Begin

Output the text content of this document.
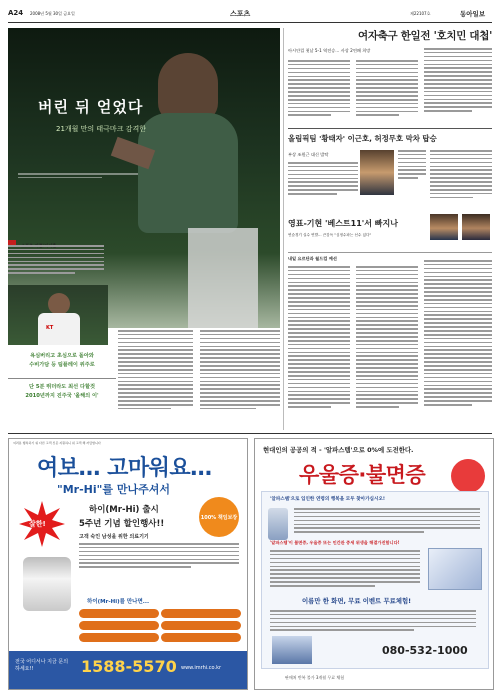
A24 2008년 5월 30일 금요일	스포츠	제22107호	동아일보
버린 뒤 얻었다
21개월 만의 태극마크 감격한
KT
욕심버리고 초심으로 돌아와
수비가담 등 팀플레이 위주로
단 5분 뛰더라도 최선 다할것
2010년까지 진주국 '올해의 이'
여자축구 한일전 '호치민 대첩'
아시안컵 첫날 5-1 역전승… 사상 2연패 희망
올림픽팀 '황태자' 이근호, 허정무호 막차 탑승
부상 조원근 대신 발탁
영표-기현 '베스트11'서 빠지나
연습경기 실수 연발… 큰감독 "심정수파는 선수 있다"
내일 요르단과 월드컵 예선
여러분 행복하기 위 다른 고객 신문 지원하니 위 고객 해 자랑합니다
여보… 고마워요…
"Mr-Hi"를 만나주셔서
잘한!
하이(Mr-Hi) 출시
5주년 기념 할인행사!!
100% 책임보장
고객 숙인 남성을 위한 의료기기
하이(Mr-Hi)를 만나면...
전국 어디서나 지금 문의 하세요!!	1588-5570 www.imrhi.co.kr
현대인의 공공의 적 - '알파스템'으로 0%에 도전한다.
우울증·불면증
'알파스템'으로 입인한 연령의 행복을 모두 찾아가십시오!
'알파스템'이 불면증, 우울증 또는 인간관 증세 위생을 해결가진합니다!
이름만 한 화면, 무료 이벤트 무료체험!
080-532-1000
판매처 반복 불가 3개월 무료 체험
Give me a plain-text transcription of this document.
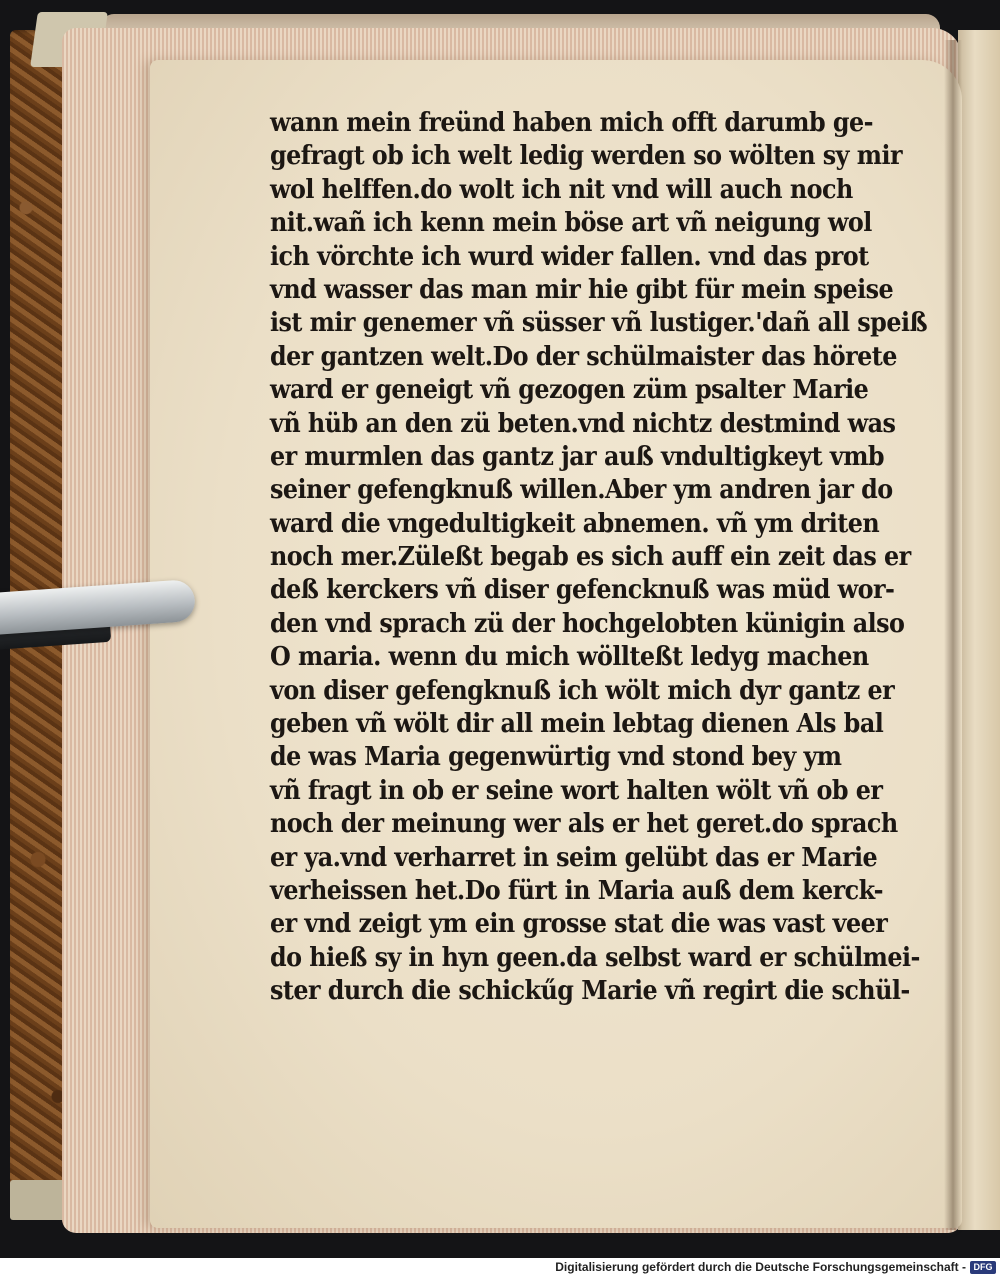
wann mein freünd haben mich offt darumb ge-
gefragt ob ich welt ledig werden so wölten sy mir
wol helffen.do wolt ich nit vnd will auch noch
nit.wañ ich kenn mein böse art vñ neigung wol
ich vörchte ich wurd wider fallen. vnd das prot
vnd wasser das man mir hie gibt für mein speise
ist mir genemer vñ süsser vñ lustiger.'dañ all speiß
der gantzen welt.Do der schülmaister das hörete
ward er geneigt vñ gezogen züm psalter Marie
vñ hüb an den zü beten.vnd nichtz destmind was
er murmlen das gantz jar auß vndultigkeyt vmb
seiner gefengknuß willen.Aber ym andren jar do
ward die vngedultigkeit abnemen. vñ ym driten
noch mer.Züleßt begab es sich auff ein zeit das er
deß kerckers vñ diser gefencknuß was müd wor-
den vnd sprach zü der hochgelobten künigin also
O maria. wenn du mich wöllteßt ledyg machen
von diser gefengknuß ich wölt mich dyr gantz er
geben vñ wölt dir all mein lebtag dienen Als bal
de was Maria gegenwürtig vnd stond bey ym
vñ fragt in ob er seine wort halten wölt vñ ob er
noch der meinung wer als er het geret.do sprach
er ya.vnd verharret in seim gelübt das er Marie
verheissen het.Do fürt in Maria auß dem kerck-
er vnd zeigt ym ein grosse stat die was vast veer
do hieß sy in hyn geen.da selbst ward er schülmei-
ster durch die schickűg Marie vñ regirt die schül-
Digitalisierung gefördert durch die Deutsche Forschungsgemeinschaft - DFG
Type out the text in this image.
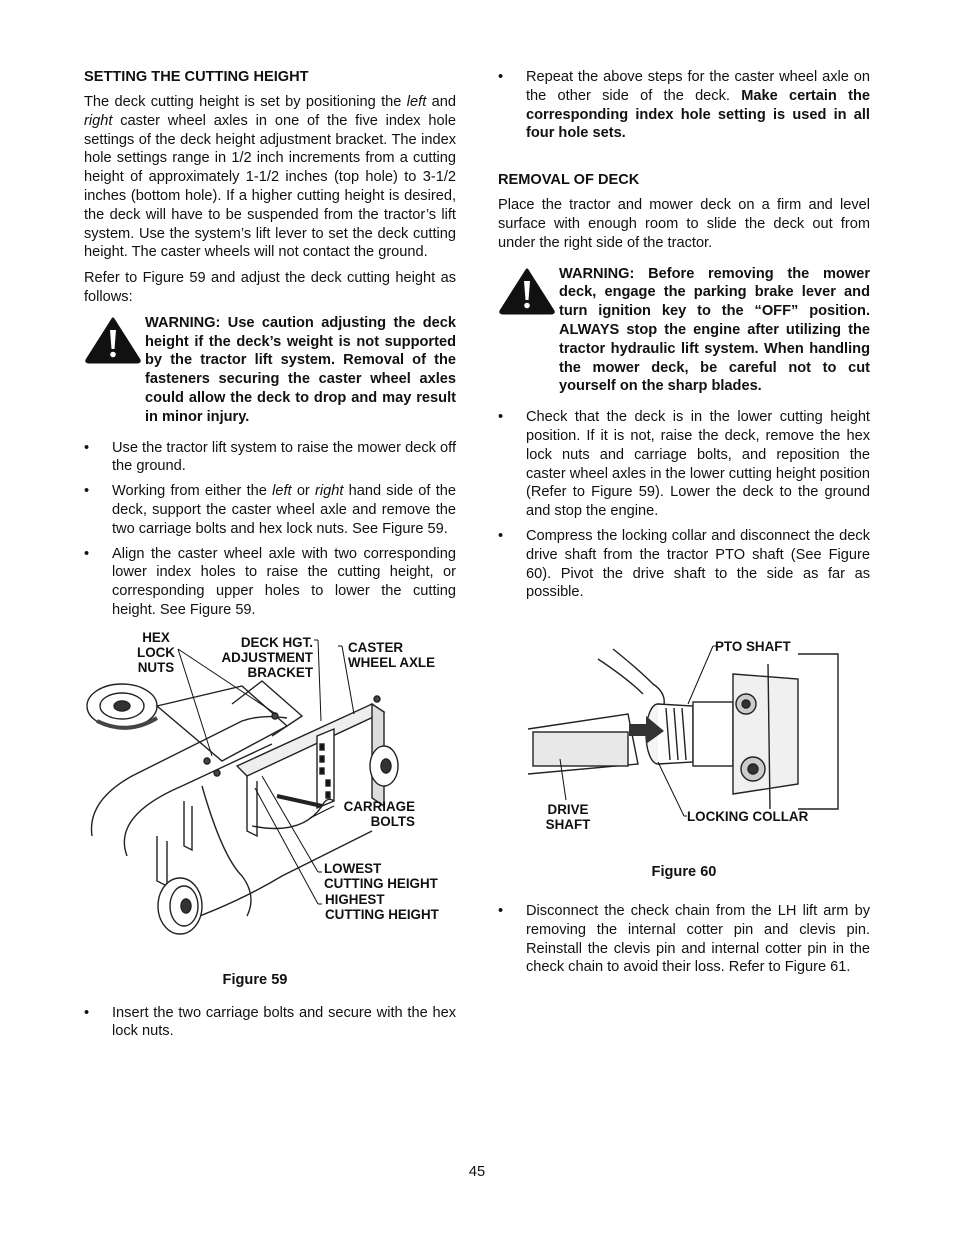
SETTING THE CUTTING HEIGHT

The deck cutting height is set by positioning the left and right caster wheel axles in one of the five index hole settings of the deck height adjustment bracket. The index hole settings range in 1/2 inch increments from a cutting height of approximately 1-1/2 inches (top hole) to 3-1/2 inches (bottom hole). If a higher cutting height is desired, the deck will have to be suspended from the tractor’s lift system. Use the system’s lift lever to set the deck cutting height. The caster wheels will not contact the ground.

Refer to Figure 59 and adjust the deck cutting height as follows:

WARNING: Use caution adjusting the deck height if the deck’s weight is not supported by the tractor lift system. Removal of the fasteners securing the caster wheel axles could allow the deck to drop and may result in minor injury.
• Use the tractor lift system to raise the mower deck off the ground.
• Working from either the left or right hand side of the deck, support the caster wheel axle and remove the two carriage bolts and hex lock nuts. See Figure 59.
• Align the caster wheel axle with two corresponding lower index holes to raise the cutting height, or corresponding upper holes to lower the cutting height. See Figure 59.
HEX
LOCK
NUTS
DECK HGT.
ADJUSTMENT
BRACKET
CASTER
WHEEL AXLE
CARRIAGE
BOLTS
LOWEST
CUTTING HEIGHT
HIGHEST
CUTTING HEIGHT
Figure 59
• Insert the two carriage bolts and secure with the hex lock nuts.
• Repeat the above steps for the caster wheel axle on the other side of the deck. Make certain the corresponding index hole setting is used in all four hole sets.
REMOVAL OF DECK

Place the tractor and mower deck on a firm and level surface with enough room to slide the deck out from under the right side of the tractor.

WARNING: Before removing the mower deck, engage the parking brake lever and turn ignition key to the “OFF” position. ALWAYS stop the engine after utilizing the tractor hydraulic lift system. When handling the mower deck, be careful not to cut yourself on the sharp blades.
• Check that the deck is in the lower cutting height position. If it is not, raise the deck, remove the hex lock nuts and carriage bolts, and reposition the caster wheel axles in the lower cutting height position (Refer to Figure 59). Lower the deck to the ground and stop the engine.
• Compress the locking collar and disconnect the deck drive shaft from the tractor PTO shaft (See Figure 60). Pivot the drive shaft to the side as far as possible.
PTO SHAFT
DRIVE
SHAFT
LOCKING COLLAR
Figure 60
• Disconnect the check chain from the LH lift arm by removing the internal cotter pin and clevis pin. Reinstall the clevis pin and internal cotter pin in the check chain to avoid their loss. Refer to Figure 61.
45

End

## Task statement
Report only a number: how many lines in the material above contain the string "noch".

## Solution to this problem
3